> Instructions to follow:
Could you print the whole listing below line for line, without changing a single character?
---*---
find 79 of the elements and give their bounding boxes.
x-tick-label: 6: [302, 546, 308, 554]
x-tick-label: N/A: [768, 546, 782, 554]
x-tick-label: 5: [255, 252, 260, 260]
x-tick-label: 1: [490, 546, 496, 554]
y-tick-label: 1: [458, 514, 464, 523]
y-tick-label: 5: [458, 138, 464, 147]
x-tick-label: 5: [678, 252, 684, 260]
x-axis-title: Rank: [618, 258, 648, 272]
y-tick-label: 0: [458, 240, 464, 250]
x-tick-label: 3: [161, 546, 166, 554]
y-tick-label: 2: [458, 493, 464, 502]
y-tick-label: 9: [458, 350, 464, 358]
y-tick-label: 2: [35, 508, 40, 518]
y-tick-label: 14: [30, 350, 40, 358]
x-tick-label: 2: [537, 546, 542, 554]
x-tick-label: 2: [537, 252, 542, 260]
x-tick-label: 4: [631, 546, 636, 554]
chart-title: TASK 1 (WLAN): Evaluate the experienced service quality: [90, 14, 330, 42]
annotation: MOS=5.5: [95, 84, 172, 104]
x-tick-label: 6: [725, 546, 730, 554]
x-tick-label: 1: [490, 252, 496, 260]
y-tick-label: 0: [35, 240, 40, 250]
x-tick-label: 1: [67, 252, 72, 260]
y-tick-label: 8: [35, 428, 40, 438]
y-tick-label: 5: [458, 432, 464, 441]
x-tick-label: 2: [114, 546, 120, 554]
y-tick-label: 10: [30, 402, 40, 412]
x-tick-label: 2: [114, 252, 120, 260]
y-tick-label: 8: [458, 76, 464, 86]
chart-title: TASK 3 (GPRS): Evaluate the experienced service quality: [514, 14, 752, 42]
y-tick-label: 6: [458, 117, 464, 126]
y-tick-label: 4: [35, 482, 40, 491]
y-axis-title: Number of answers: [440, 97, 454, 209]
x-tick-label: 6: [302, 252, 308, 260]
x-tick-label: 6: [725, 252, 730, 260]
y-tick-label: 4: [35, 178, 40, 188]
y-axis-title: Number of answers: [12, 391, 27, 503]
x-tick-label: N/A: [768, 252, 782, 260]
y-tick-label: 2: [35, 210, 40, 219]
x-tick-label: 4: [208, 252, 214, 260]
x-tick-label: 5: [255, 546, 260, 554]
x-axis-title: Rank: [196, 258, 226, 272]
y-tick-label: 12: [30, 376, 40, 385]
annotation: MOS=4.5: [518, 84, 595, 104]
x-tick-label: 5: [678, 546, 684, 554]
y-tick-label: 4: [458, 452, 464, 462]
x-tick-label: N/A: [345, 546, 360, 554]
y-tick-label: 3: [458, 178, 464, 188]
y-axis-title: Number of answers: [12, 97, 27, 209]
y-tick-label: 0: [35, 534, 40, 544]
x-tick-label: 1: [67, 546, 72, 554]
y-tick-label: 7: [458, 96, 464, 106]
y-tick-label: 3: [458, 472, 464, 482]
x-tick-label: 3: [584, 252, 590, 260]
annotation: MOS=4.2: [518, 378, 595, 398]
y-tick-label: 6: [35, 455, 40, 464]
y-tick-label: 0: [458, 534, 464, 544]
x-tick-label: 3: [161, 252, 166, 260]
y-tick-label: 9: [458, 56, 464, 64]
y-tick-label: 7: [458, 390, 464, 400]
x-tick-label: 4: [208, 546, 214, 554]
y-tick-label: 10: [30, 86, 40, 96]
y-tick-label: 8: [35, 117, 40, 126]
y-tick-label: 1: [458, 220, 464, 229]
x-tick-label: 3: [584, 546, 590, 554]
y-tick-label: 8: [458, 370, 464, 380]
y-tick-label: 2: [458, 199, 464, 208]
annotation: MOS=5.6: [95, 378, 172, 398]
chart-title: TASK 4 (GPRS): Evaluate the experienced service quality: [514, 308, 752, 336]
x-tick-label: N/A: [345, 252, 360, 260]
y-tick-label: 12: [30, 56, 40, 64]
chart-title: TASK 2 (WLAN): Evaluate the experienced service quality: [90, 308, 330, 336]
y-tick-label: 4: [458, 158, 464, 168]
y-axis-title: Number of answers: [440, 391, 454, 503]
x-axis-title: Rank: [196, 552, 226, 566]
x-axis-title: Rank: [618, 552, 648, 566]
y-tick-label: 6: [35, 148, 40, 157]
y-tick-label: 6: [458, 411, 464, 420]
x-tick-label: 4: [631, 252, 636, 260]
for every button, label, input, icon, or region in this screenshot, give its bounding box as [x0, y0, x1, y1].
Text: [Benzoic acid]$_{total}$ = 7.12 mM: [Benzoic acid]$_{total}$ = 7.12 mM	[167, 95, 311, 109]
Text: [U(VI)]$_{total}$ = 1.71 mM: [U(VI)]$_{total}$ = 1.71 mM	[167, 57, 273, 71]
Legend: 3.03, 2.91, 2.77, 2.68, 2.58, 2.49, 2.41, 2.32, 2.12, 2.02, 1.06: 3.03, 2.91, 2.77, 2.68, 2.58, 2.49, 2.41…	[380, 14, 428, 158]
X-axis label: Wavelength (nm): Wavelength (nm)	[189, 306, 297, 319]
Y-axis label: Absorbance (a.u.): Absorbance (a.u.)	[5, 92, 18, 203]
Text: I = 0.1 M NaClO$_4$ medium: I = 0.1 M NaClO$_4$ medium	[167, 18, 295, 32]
---*---
> Task solution:
find 79 of the elements and give their bounding boxes.
x-tick-label: 6: [302, 546, 308, 554]
x-tick-label: N/A: [768, 546, 782, 554]
x-tick-label: 5: [255, 252, 260, 260]
x-tick-label: 1: [490, 546, 496, 554]
y-tick-label: 1: [458, 514, 464, 523]
y-tick-label: 5: [458, 138, 464, 147]
x-tick-label: 5: [678, 252, 684, 260]
x-axis-title: Rank: [618, 258, 648, 272]
y-tick-label: 0: [458, 240, 464, 250]
x-tick-label: 3: [161, 546, 166, 554]
y-tick-label: 2: [458, 493, 464, 502]
y-tick-label: 9: [458, 350, 464, 358]
y-tick-label: 2: [35, 508, 40, 518]
y-tick-label: 14: [30, 350, 40, 358]
x-tick-label: 2: [537, 546, 542, 554]
x-tick-label: 2: [537, 252, 542, 260]
x-tick-label: 4: [631, 546, 636, 554]
chart-title: TASK 1 (WLAN): Evaluate the experienced service quality: [90, 14, 330, 42]
annotation: MOS=5.5: [95, 84, 172, 104]
x-tick-label: 6: [725, 546, 730, 554]
x-tick-label: 1: [490, 252, 496, 260]
y-tick-label: 0: [35, 240, 40, 250]
x-tick-label: 1: [67, 252, 72, 260]
y-tick-label: 8: [35, 428, 40, 438]
y-tick-label: 5: [458, 432, 464, 441]
x-tick-label: 2: [114, 546, 120, 554]
y-tick-label: 10: [30, 402, 40, 412]
x-tick-label: 2: [114, 252, 120, 260]
y-tick-label: 8: [458, 76, 464, 86]
chart-title: TASK 3 (GPRS): Evaluate the experienced service quality: [514, 14, 752, 42]
y-tick-label: 6: [458, 117, 464, 126]
y-tick-label: 4: [35, 482, 40, 491]
y-axis-title: Number of answers: [440, 97, 454, 209]
x-tick-label: 6: [302, 252, 308, 260]
x-tick-label: 6: [725, 252, 730, 260]
y-tick-label: 4: [35, 178, 40, 188]
y-axis-title: Number of answers: [12, 391, 27, 503]
x-tick-label: N/A: [768, 252, 782, 260]
y-tick-label: 2: [35, 210, 40, 219]
x-tick-label: 4: [208, 252, 214, 260]
x-tick-label: 5: [255, 546, 260, 554]
x-axis-title: Rank: [196, 258, 226, 272]
y-tick-label: 12: [30, 376, 40, 385]
annotation: MOS=4.5: [518, 84, 595, 104]
x-tick-label: 5: [678, 546, 684, 554]
y-tick-label: 4: [458, 452, 464, 462]
x-tick-label: N/A: [345, 546, 360, 554]
y-tick-label: 3: [458, 178, 464, 188]
y-axis-title: Number of answers: [12, 97, 27, 209]
y-tick-label: 0: [35, 534, 40, 544]
x-tick-label: 1: [67, 546, 72, 554]
y-tick-label: 7: [458, 96, 464, 106]
y-tick-label: 3: [458, 472, 464, 482]
x-tick-label: 3: [584, 252, 590, 260]
annotation: MOS=4.2: [518, 378, 595, 398]
y-tick-label: 6: [35, 455, 40, 464]
y-tick-label: 0: [458, 534, 464, 544]
x-tick-label: 3: [161, 252, 166, 260]
y-tick-label: 9: [458, 56, 464, 64]
y-tick-label: 7: [458, 390, 464, 400]
x-tick-label: 4: [208, 546, 214, 554]
y-tick-label: 10: [30, 86, 40, 96]
y-tick-label: 8: [35, 117, 40, 126]
y-tick-label: 1: [458, 220, 464, 229]
x-tick-label: 3: [584, 546, 590, 554]
y-tick-label: 8: [458, 370, 464, 380]
y-tick-label: 2: [458, 199, 464, 208]
annotation: MOS=5.6: [95, 378, 172, 398]
chart-title: TASK 4 (GPRS): Evaluate the experienced service quality: [514, 308, 752, 336]
x-tick-label: N/A: [345, 252, 360, 260]
y-tick-label: 12: [30, 56, 40, 64]
chart-title: TASK 2 (WLAN): Evaluate the experienced service quality: [90, 308, 330, 336]
y-tick-label: 4: [458, 158, 464, 168]
y-axis-title: Number of answers: [440, 391, 454, 503]
x-axis-title: Rank: [196, 552, 226, 566]
x-axis-title: Rank: [618, 552, 648, 566]
y-tick-label: 6: [35, 148, 40, 157]
y-tick-label: 6: [458, 411, 464, 420]
x-tick-label: 4: [631, 252, 636, 260]
for every button, label, input, icon, or region in this screenshot, give its bounding box as [x0, y0, x1, y1].
Text: [Benzoic acid]$_{total}$ = 7.12 mM: [Benzoic acid]$_{total}$ = 7.12 mM	[167, 95, 311, 109]
Text: [U(VI)]$_{total}$ = 1.71 mM: [U(VI)]$_{total}$ = 1.71 mM	[167, 57, 273, 71]
Legend: 3.03, 2.91, 2.77, 2.68, 2.58, 2.49, 2.41, 2.32, 2.12, 2.02, 1.06: 3.03, 2.91, 2.77, 2.68, 2.58, 2.49, 2.41…	[380, 14, 428, 158]
X-axis label: Wavelength (nm): Wavelength (nm)	[189, 306, 297, 319]
Y-axis label: Absorbance (a.u.): Absorbance (a.u.)	[5, 92, 18, 203]
Text: I = 0.1 M NaClO$_4$ medium: I = 0.1 M NaClO$_4$ medium	[167, 18, 295, 32]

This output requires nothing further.